» Task description:
Extract every line that includes the string "Signal".

» Material for the task:
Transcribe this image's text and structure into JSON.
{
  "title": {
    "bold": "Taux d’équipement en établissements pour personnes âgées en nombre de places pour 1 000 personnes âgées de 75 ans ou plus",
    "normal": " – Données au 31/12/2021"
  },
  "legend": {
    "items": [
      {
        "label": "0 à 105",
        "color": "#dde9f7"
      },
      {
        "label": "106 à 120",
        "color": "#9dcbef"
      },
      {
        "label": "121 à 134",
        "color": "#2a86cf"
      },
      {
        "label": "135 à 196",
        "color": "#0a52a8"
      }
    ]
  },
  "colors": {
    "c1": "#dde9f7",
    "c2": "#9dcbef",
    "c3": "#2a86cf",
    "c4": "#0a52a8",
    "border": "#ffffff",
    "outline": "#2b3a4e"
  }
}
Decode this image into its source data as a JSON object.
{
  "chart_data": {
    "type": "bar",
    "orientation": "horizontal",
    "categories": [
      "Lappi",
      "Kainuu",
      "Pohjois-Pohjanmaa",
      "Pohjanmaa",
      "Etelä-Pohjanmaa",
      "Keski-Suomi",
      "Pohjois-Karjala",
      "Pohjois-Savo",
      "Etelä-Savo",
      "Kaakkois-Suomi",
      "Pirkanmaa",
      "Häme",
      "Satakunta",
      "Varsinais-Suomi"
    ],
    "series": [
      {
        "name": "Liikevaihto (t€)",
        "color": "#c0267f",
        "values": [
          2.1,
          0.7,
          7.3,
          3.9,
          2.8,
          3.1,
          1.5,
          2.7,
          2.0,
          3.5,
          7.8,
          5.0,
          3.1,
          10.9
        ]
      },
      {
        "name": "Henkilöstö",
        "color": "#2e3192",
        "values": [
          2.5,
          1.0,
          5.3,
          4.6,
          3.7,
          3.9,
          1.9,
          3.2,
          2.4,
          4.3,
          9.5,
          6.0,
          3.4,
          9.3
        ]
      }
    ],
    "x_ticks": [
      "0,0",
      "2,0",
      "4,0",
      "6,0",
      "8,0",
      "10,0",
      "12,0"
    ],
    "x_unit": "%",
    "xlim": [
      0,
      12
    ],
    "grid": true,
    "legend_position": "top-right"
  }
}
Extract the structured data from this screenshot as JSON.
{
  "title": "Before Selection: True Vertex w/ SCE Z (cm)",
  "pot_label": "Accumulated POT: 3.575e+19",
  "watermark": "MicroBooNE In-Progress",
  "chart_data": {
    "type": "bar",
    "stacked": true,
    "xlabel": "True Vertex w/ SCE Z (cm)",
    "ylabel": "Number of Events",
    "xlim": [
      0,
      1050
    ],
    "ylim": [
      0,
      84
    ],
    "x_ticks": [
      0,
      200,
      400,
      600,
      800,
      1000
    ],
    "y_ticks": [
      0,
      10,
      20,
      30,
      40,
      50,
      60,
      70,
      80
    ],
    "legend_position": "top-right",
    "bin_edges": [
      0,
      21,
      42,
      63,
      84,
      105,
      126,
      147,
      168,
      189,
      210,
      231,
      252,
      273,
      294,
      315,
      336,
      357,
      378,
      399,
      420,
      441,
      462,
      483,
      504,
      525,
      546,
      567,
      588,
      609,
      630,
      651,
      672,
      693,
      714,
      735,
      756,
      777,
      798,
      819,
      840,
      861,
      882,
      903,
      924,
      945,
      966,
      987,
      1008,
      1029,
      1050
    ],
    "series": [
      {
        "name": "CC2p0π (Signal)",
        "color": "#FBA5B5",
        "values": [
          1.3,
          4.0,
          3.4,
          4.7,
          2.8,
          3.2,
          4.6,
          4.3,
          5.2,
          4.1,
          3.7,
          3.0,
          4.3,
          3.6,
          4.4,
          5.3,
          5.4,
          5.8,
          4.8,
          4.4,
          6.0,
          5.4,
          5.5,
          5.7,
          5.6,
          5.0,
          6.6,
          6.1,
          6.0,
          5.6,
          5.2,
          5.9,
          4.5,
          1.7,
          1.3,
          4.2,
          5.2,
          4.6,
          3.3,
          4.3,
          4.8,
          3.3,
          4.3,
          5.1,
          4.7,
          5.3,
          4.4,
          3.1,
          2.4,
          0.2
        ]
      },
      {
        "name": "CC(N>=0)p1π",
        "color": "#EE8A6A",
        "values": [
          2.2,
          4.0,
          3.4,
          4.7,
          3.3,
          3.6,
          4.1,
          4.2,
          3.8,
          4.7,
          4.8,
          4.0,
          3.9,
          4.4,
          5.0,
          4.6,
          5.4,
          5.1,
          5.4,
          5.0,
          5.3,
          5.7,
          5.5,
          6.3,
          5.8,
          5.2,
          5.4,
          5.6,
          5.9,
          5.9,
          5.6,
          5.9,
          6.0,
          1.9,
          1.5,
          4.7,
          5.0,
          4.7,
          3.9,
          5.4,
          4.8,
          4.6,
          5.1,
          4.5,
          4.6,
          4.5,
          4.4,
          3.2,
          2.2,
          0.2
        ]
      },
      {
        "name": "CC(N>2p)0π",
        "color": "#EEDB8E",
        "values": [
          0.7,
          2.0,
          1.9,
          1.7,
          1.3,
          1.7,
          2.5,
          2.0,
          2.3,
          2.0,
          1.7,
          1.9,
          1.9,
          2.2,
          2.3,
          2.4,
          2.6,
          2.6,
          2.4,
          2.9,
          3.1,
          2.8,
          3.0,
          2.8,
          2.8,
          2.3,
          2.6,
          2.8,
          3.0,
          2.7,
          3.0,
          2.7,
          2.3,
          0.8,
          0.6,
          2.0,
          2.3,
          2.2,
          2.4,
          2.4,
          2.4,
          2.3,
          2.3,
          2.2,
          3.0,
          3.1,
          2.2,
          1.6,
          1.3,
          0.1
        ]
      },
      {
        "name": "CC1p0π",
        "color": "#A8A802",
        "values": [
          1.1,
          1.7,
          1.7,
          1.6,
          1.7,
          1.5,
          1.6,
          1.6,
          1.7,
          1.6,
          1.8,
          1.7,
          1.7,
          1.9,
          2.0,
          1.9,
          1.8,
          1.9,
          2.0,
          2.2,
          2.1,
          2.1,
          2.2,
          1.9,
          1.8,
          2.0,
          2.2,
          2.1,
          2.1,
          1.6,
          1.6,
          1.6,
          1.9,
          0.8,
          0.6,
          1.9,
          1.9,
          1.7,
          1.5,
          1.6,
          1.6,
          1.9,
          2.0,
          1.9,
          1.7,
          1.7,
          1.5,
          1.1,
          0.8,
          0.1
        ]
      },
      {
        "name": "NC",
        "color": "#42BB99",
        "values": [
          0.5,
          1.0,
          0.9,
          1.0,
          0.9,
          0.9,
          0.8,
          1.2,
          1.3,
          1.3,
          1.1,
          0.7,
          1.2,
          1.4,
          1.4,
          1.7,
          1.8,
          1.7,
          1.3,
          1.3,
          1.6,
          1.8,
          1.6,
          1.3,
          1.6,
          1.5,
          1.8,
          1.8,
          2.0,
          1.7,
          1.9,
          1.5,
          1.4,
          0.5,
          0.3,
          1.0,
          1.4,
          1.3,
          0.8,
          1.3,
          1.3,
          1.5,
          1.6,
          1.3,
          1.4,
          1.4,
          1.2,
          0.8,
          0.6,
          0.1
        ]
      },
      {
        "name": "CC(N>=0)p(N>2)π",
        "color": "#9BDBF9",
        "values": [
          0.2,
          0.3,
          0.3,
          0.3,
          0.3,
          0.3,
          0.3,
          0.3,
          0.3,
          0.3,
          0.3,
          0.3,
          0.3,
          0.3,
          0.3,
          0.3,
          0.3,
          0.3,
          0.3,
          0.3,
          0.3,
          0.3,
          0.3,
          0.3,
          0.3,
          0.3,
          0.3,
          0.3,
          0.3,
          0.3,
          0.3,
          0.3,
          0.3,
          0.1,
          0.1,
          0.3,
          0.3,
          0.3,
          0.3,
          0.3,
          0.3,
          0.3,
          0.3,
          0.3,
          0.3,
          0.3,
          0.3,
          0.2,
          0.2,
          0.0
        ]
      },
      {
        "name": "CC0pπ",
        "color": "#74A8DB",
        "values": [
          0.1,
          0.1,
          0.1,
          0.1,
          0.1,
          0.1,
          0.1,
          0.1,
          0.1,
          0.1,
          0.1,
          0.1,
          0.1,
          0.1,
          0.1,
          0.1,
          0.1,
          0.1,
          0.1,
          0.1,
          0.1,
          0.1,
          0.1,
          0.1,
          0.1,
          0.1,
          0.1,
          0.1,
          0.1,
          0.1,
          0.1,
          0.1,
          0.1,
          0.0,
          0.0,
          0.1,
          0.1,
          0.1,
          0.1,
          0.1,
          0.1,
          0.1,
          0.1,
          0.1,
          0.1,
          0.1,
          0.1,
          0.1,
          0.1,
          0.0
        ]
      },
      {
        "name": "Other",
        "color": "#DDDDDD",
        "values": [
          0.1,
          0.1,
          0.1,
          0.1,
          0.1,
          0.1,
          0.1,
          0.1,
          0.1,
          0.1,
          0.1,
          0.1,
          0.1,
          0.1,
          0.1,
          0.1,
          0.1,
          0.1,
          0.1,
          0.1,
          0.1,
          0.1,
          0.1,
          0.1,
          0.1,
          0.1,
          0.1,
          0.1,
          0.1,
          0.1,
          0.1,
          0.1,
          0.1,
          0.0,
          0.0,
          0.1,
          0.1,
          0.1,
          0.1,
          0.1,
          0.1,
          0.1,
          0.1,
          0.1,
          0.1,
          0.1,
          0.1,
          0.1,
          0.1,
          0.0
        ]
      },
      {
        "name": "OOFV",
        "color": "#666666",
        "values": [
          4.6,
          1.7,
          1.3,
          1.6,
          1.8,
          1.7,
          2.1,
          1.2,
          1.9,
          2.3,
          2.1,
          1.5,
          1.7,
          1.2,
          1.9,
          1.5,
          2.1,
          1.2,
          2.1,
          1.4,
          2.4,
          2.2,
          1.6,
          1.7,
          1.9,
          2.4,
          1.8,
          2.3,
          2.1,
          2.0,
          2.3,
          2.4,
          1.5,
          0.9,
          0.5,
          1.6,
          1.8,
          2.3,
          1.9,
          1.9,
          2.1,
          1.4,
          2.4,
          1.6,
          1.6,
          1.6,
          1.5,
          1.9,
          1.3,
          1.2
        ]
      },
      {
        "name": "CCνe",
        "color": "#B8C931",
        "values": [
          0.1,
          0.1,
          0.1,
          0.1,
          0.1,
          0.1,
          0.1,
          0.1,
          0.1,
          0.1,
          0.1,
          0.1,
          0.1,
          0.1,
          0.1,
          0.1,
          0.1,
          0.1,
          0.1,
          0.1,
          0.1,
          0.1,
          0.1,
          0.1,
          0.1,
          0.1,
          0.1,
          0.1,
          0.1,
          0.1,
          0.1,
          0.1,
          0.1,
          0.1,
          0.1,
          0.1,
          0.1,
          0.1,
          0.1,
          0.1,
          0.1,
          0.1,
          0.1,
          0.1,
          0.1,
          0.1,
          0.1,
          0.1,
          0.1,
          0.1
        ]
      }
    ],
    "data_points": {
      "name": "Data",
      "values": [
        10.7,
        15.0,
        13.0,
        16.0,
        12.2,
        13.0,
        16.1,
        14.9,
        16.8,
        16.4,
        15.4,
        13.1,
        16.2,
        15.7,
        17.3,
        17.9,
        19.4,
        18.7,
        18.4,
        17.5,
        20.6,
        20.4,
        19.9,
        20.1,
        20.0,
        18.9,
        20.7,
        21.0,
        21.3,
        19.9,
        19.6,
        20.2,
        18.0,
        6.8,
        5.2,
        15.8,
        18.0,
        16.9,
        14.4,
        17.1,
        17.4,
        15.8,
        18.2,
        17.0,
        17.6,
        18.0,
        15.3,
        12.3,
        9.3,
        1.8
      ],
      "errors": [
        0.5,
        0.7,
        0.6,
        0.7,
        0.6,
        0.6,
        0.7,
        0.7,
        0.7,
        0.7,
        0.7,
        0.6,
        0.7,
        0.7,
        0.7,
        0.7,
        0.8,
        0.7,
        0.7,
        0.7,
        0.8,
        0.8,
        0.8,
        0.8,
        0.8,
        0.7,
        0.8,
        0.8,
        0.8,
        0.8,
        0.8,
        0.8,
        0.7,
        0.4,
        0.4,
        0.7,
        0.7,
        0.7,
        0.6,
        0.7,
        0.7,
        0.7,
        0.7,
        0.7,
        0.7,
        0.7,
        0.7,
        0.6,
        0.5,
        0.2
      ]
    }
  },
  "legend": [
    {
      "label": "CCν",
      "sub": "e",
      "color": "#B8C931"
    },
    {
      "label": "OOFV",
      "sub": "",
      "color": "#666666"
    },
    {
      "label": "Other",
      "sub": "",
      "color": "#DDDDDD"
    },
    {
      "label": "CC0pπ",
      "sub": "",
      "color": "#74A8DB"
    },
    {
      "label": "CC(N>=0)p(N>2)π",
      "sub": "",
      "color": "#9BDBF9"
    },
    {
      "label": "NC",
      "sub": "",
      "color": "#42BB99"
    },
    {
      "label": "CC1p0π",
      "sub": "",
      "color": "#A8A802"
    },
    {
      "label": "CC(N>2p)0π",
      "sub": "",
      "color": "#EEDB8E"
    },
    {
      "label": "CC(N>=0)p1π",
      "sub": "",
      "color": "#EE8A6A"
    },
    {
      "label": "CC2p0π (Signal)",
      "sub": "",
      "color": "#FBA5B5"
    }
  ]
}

» Answer to the task:
        "name": "CC2p0π (Signal)",
      "label": "CC2p0π (Signal)",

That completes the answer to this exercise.